[Page transcription records]
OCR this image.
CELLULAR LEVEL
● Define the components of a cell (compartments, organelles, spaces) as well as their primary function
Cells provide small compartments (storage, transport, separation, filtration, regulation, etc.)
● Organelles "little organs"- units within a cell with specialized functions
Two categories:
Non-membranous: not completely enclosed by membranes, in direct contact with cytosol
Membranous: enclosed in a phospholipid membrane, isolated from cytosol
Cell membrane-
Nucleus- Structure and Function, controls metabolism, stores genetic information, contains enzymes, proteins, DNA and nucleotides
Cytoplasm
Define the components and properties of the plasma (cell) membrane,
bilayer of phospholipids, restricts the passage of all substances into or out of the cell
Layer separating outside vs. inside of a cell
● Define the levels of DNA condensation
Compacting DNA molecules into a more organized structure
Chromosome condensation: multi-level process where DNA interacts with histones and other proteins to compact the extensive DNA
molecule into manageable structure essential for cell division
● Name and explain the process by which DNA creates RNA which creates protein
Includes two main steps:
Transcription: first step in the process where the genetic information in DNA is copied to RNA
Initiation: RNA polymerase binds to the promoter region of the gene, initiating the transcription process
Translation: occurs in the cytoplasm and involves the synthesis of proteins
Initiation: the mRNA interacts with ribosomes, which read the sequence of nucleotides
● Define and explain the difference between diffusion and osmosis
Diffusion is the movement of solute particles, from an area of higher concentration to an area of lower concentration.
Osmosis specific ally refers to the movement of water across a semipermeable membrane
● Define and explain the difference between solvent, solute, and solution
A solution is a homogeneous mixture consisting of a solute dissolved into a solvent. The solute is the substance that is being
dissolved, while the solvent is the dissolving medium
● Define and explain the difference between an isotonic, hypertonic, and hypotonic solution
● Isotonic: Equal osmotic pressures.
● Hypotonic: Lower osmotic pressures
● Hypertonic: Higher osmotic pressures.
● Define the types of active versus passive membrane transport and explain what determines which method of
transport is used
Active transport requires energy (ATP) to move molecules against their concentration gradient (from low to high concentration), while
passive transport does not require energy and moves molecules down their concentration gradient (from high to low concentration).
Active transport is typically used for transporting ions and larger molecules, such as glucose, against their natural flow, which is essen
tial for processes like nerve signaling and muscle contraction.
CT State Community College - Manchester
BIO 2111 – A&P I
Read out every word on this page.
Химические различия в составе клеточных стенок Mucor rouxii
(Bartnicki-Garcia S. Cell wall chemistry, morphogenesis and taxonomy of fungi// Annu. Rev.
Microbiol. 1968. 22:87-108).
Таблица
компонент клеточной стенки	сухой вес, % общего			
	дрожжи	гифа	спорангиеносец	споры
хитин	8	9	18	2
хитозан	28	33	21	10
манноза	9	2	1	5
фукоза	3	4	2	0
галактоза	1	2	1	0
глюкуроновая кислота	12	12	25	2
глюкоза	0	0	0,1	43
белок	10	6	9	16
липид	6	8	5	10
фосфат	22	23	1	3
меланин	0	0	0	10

Activity: Count the lines of the records that contain the word "proteins". Give only the count.

Task response: 3